To be done:
Collect from the data below each line with "JSON".

------------------------------

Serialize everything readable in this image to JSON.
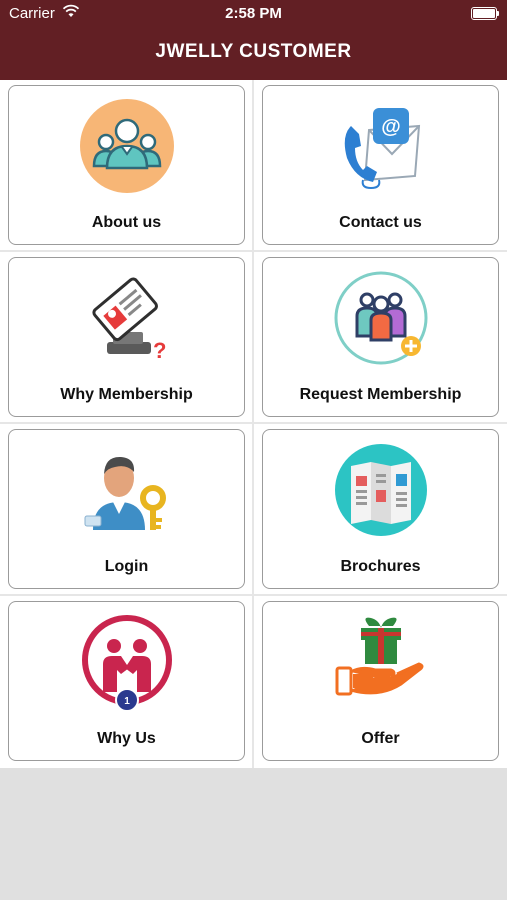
{
  "status_bar": {
    "carrier": "Carrier",
    "time": "2:58 PM"
  },
  "header": {
    "title": "JWELLY CUSTOMER"
  },
  "menu": [
    {
      "label": "About us",
      "icon": "team-icon"
    },
    {
      "label": "Contact us",
      "icon": "phone-email-icon"
    },
    {
      "label": "Why Membership",
      "icon": "membership-card-icon"
    },
    {
      "label": "Request Membership",
      "icon": "add-members-icon"
    },
    {
      "label": "Login",
      "icon": "user-key-icon"
    },
    {
      "label": "Brochures",
      "icon": "brochure-icon"
    },
    {
      "label": "Why Us",
      "icon": "handshake-icon",
      "badge": "1"
    },
    {
      "label": "Offer",
      "icon": "gift-hand-icon"
    }
  ],
  "colors": {
    "header": "#621f24",
    "background": "#e0e0e0"
  }
}
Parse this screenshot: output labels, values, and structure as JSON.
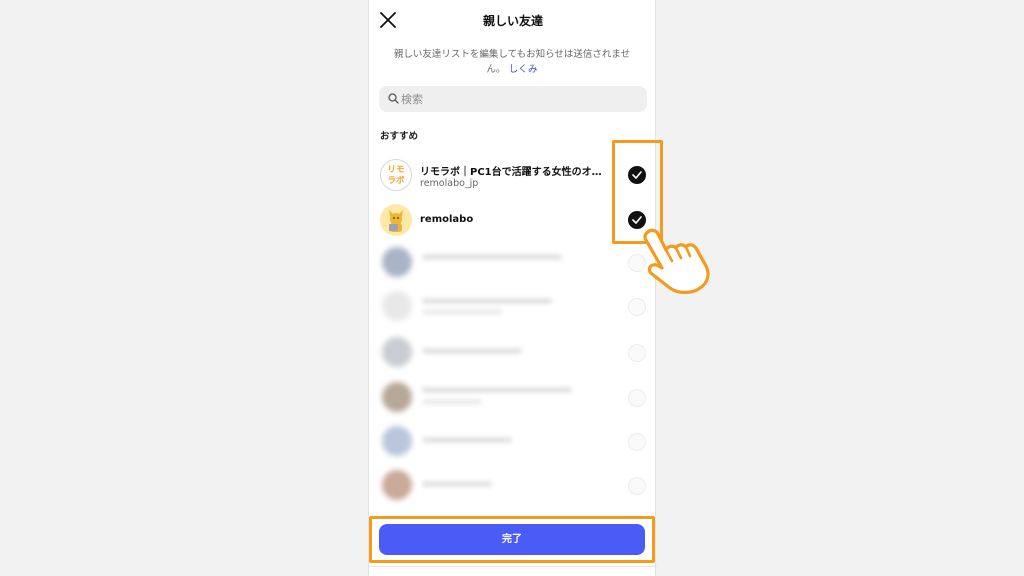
{
  "header": {
    "title": "親しい友達"
  },
  "notice": {
    "text": "親しい友達リストを編集してもお知らせは送信されません。",
    "link": "しくみ"
  },
  "search": {
    "placeholder": "検索",
    "value": ""
  },
  "section": {
    "label": "おすすめ"
  },
  "recommended": [
    {
      "name": "リモラボ｜PC1台で活躍する女性のオン…",
      "handle": "remolabo_jp",
      "avatar_text_top": "リモ",
      "avatar_text_bottom": "ラボ",
      "checked": true
    },
    {
      "name": "remolabo",
      "handle": "",
      "checked": true
    }
  ],
  "done_button": {
    "label": "完了"
  },
  "colors": {
    "accent": "#4a5cf5",
    "highlight": "#f59a1b",
    "link": "#3d4fd6"
  },
  "icons": {
    "close": "close-icon",
    "search": "search-icon",
    "check": "check-icon",
    "pointer": "pointing-hand-icon"
  }
}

------------------------------

Solved problem:
Serialize everything readable in this image to JSON.
Parse this screenshot: output labels, values, and structure as JSON.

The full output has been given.